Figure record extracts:

---------------

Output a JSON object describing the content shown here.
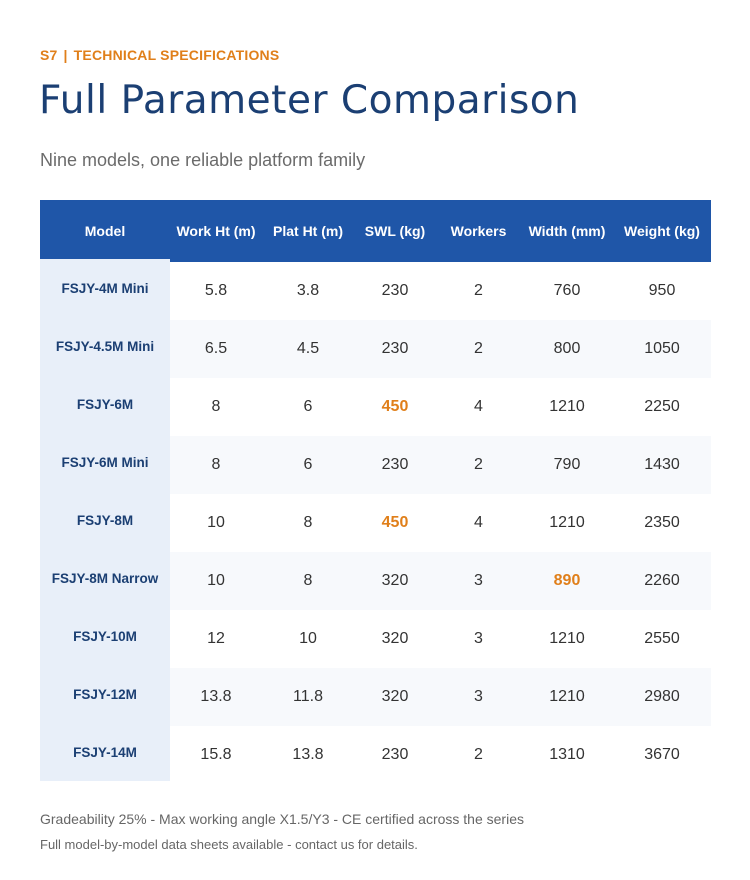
{
  "header": {
    "section": "S7",
    "divider": "|",
    "label": "TECHNICAL SPECIFICATIONS",
    "title": "Full Parameter Comparison",
    "subtitle": "Nine models, one reliable platform family"
  },
  "colors": {
    "accent": "#e07f1a",
    "header_bg": "#1f56a8",
    "title": "#1b3f73"
  },
  "table": {
    "columns": [
      "Model",
      "Work Ht (m)",
      "Plat Ht (m)",
      "SWL (kg)",
      "Workers",
      "Width (mm)",
      "Weight (kg)"
    ],
    "rows": [
      {
        "model": "FSJY-4M Mini",
        "work": "5.8",
        "plat": "3.8",
        "swl": "230",
        "workers": "2",
        "width": "760",
        "weight": "950"
      },
      {
        "model": "FSJY-4.5M Mini",
        "work": "6.5",
        "plat": "4.5",
        "swl": "230",
        "workers": "2",
        "width": "800",
        "weight": "1050"
      },
      {
        "model": "FSJY-6M",
        "work": "8",
        "plat": "6",
        "swl": "450",
        "workers": "4",
        "width": "1210",
        "weight": "2250"
      },
      {
        "model": "FSJY-6M Mini",
        "work": "8",
        "plat": "6",
        "swl": "230",
        "workers": "2",
        "width": "790",
        "weight": "1430"
      },
      {
        "model": "FSJY-8M",
        "work": "10",
        "plat": "8",
        "swl": "450",
        "workers": "4",
        "width": "1210",
        "weight": "2350"
      },
      {
        "model": "FSJY-8M Narrow",
        "work": "10",
        "plat": "8",
        "swl": "320",
        "workers": "3",
        "width": "890",
        "weight": "2260"
      },
      {
        "model": "FSJY-10M",
        "work": "12",
        "plat": "10",
        "swl": "320",
        "workers": "3",
        "width": "1210",
        "weight": "2550"
      },
      {
        "model": "FSJY-12M",
        "work": "13.8",
        "plat": "11.8",
        "swl": "320",
        "workers": "3",
        "width": "1210",
        "weight": "2980"
      },
      {
        "model": "FSJY-14M",
        "work": "15.8",
        "plat": "13.8",
        "swl": "230",
        "workers": "2",
        "width": "1310",
        "weight": "3670"
      }
    ]
  },
  "footer": {
    "line1": "Gradeability 25%  -  Max working angle X1.5/Y3  -  CE certified across the series",
    "line2": "Full model-by-model data sheets available - contact us for details."
  }
}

---------------

→ BRIEF: Extract the full listing above verbatim; pictures are to be left out of the copy.

→ COMPLETE RESPONSE:
Output a JSON object describing the content shown here.
{
  "header": {
    "section": "S7",
    "divider": "|",
    "label": "TECHNICAL SPECIFICATIONS",
    "title": "Full Parameter Comparison",
    "subtitle": "Nine models, one reliable platform family"
  },
  "colors": {
    "accent": "#e07f1a",
    "header_bg": "#1f56a8",
    "title": "#1b3f73"
  },
  "table": {
    "columns": [
      "Model",
      "Work Ht (m)",
      "Plat Ht (m)",
      "SWL (kg)",
      "Workers",
      "Width (mm)",
      "Weight (kg)"
    ],
    "rows": [
      {
        "model": "FSJY-4M Mini",
        "work": "5.8",
        "plat": "3.8",
        "swl": "230",
        "workers": "2",
        "width": "760",
        "weight": "950"
      },
      {
        "model": "FSJY-4.5M Mini",
        "work": "6.5",
        "plat": "4.5",
        "swl": "230",
        "workers": "2",
        "width": "800",
        "weight": "1050"
      },
      {
        "model": "FSJY-6M",
        "work": "8",
        "plat": "6",
        "swl": "450",
        "workers": "4",
        "width": "1210",
        "weight": "2250"
      },
      {
        "model": "FSJY-6M Mini",
        "work": "8",
        "plat": "6",
        "swl": "230",
        "workers": "2",
        "width": "790",
        "weight": "1430"
      },
      {
        "model": "FSJY-8M",
        "work": "10",
        "plat": "8",
        "swl": "450",
        "workers": "4",
        "width": "1210",
        "weight": "2350"
      },
      {
        "model": "FSJY-8M Narrow",
        "work": "10",
        "plat": "8",
        "swl": "320",
        "workers": "3",
        "width": "890",
        "weight": "2260"
      },
      {
        "model": "FSJY-10M",
        "work": "12",
        "plat": "10",
        "swl": "320",
        "workers": "3",
        "width": "1210",
        "weight": "2550"
      },
      {
        "model": "FSJY-12M",
        "work": "13.8",
        "plat": "11.8",
        "swl": "320",
        "workers": "3",
        "width": "1210",
        "weight": "2980"
      },
      {
        "model": "FSJY-14M",
        "work": "15.8",
        "plat": "13.8",
        "swl": "230",
        "workers": "2",
        "width": "1310",
        "weight": "3670"
      }
    ]
  },
  "footer": {
    "line1": "Gradeability 25%  -  Max working angle X1.5/Y3  -  CE certified across the series",
    "line2": "Full model-by-model data sheets available - contact us for details."
  }
}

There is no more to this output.